#### [Data records]
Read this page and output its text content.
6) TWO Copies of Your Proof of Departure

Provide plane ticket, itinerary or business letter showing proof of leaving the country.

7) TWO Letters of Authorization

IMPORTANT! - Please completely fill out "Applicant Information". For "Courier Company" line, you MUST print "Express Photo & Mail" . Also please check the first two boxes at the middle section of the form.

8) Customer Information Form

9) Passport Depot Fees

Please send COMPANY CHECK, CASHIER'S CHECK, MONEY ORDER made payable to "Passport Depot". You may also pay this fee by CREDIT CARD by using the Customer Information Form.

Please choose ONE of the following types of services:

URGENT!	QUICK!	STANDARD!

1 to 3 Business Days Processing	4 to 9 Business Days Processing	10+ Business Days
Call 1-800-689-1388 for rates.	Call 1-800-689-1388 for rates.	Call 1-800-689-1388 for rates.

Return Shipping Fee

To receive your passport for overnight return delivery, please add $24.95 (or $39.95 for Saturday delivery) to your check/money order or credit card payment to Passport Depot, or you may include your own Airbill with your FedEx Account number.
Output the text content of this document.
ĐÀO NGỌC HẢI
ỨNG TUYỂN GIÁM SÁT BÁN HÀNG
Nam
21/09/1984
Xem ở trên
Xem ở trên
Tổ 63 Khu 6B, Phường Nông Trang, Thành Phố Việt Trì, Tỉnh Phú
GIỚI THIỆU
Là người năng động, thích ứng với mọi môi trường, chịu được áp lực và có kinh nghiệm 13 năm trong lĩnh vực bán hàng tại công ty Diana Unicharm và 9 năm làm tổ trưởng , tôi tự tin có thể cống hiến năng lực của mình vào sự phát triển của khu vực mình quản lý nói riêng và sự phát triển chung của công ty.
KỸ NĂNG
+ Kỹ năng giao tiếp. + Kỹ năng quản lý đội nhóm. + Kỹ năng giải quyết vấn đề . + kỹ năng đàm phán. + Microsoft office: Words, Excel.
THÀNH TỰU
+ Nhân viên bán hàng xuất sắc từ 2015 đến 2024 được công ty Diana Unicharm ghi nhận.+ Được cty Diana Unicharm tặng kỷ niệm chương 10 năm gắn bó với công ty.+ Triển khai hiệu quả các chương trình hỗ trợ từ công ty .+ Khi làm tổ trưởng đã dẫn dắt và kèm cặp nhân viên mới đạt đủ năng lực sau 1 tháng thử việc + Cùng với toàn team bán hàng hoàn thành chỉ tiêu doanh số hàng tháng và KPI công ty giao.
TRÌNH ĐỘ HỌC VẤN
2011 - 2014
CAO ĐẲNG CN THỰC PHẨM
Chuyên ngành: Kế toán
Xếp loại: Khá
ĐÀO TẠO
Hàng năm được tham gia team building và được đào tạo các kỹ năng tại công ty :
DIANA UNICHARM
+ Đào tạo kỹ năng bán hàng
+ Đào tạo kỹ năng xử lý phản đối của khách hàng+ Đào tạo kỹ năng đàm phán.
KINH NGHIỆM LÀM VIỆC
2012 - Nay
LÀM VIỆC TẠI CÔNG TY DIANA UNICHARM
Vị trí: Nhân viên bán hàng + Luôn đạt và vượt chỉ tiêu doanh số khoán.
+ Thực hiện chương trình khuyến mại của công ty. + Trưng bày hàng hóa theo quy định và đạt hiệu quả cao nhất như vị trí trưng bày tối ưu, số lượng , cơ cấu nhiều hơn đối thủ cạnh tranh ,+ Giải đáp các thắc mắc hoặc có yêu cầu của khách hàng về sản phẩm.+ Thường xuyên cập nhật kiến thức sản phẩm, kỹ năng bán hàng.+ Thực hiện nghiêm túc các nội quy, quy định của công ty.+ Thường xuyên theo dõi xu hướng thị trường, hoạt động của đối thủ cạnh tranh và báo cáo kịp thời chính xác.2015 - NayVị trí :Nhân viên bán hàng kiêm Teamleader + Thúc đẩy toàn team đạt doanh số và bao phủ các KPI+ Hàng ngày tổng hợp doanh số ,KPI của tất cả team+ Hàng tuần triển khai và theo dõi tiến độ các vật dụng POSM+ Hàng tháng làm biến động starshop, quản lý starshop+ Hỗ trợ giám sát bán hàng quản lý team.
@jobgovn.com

#### [Short exercise]
All of the entries above should be written out again exactly.

#### [Task answer]
Read this page and output its text content.
6) TWO Copies of Your Proof of Departure

Provide plane ticket, itinerary or business letter showing proof of leaving the country.

7) TWO Letters of Authorization

IMPORTANT! - Please completely fill out "Applicant Information". For "Courier Company" line, you MUST print "Express Photo & Mail" . Also please check the first two boxes at the middle section of the form.

8) Customer Information Form

9) Passport Depot Fees

Please send COMPANY CHECK, CASHIER'S CHECK, MONEY ORDER made payable to "Passport Depot". You may also pay this fee by CREDIT CARD by using the Customer Information Form.

Please choose ONE of the following types of services:

URGENT!	QUICK!	STANDARD!

1 to 3 Business Days Processing	4 to 9 Business Days Processing	10+ Business Days
Call 1-800-689-1388 for rates.	Call 1-800-689-1388 for rates.	Call 1-800-689-1388 for rates.

Return Shipping Fee

To receive your passport for overnight return delivery, please add $24.95 (or $39.95 for Saturday delivery) to your check/money order or credit card payment to Passport Depot, or you may include your own Airbill with your FedEx Account number.
Output the text content of this document.
ĐÀO NGỌC HẢI
ỨNG TUYỂN GIÁM SÁT BÁN HÀNG
Nam
21/09/1984
Xem ở trên
Xem ở trên
Tổ 63 Khu 6B, Phường Nông Trang, Thành Phố Việt Trì, Tỉnh Phú
GIỚI THIỆU
Là người năng động, thích ứng với mọi môi trường, chịu được áp lực và có kinh nghiệm 13 năm trong lĩnh vực bán hàng tại công ty Diana Unicharm và 9 năm làm tổ trưởng , tôi tự tin có thể cống hiến năng lực của mình vào sự phát triển của khu vực mình quản lý nói riêng và sự phát triển chung của công ty.
KỸ NĂNG
+ Kỹ năng giao tiếp. + Kỹ năng quản lý đội nhóm. + Kỹ năng giải quyết vấn đề . + kỹ năng đàm phán. + Microsoft office: Words, Excel.
THÀNH TỰU
+ Nhân viên bán hàng xuất sắc từ 2015 đến 2024 được công ty Diana Unicharm ghi nhận.+ Được cty Diana Unicharm tặng kỷ niệm chương 10 năm gắn bó với công ty.+ Triển khai hiệu quả các chương trình hỗ trợ từ công ty .+ Khi làm tổ trưởng đã dẫn dắt và kèm cặp nhân viên mới đạt đủ năng lực sau 1 tháng thử việc + Cùng với toàn team bán hàng hoàn thành chỉ tiêu doanh số hàng tháng và KPI công ty giao.
TRÌNH ĐỘ HỌC VẤN
2011 - 2014
CAO ĐẲNG CN THỰC PHẨM
Chuyên ngành: Kế toán
Xếp loại: Khá
ĐÀO TẠO
Hàng năm được tham gia team building và được đào tạo các kỹ năng tại công ty :
DIANA UNICHARM
+ Đào tạo kỹ năng bán hàng
+ Đào tạo kỹ năng xử lý phản đối của khách hàng+ Đào tạo kỹ năng đàm phán.
KINH NGHIỆM LÀM VIỆC
2012 - Nay
LÀM VIỆC TẠI CÔNG TY DIANA UNICHARM
Vị trí: Nhân viên bán hàng + Luôn đạt và vượt chỉ tiêu doanh số khoán.
+ Thực hiện chương trình khuyến mại của công ty. + Trưng bày hàng hóa theo quy định và đạt hiệu quả cao nhất như vị trí trưng bày tối ưu, số lượng , cơ cấu nhiều hơn đối thủ cạnh tranh ,+ Giải đáp các thắc mắc hoặc có yêu cầu của khách hàng về sản phẩm.+ Thường xuyên cập nhật kiến thức sản phẩm, kỹ năng bán hàng.+ Thực hiện nghiêm túc các nội quy, quy định của công ty.+ Thường xuyên theo dõi xu hướng thị trường, hoạt động của đối thủ cạnh tranh và báo cáo kịp thời chính xác.2015 - NayVị trí :Nhân viên bán hàng kiêm Teamleader + Thúc đẩy toàn team đạt doanh số và bao phủ các KPI+ Hàng ngày tổng hợp doanh số ,KPI của tất cả team+ Hàng tuần triển khai và theo dõi tiến độ các vật dụng POSM+ Hàng tháng làm biến động starshop, quản lý starshop+ Hỗ trợ giám sát bán hàng quản lý team.
@jobgovn.com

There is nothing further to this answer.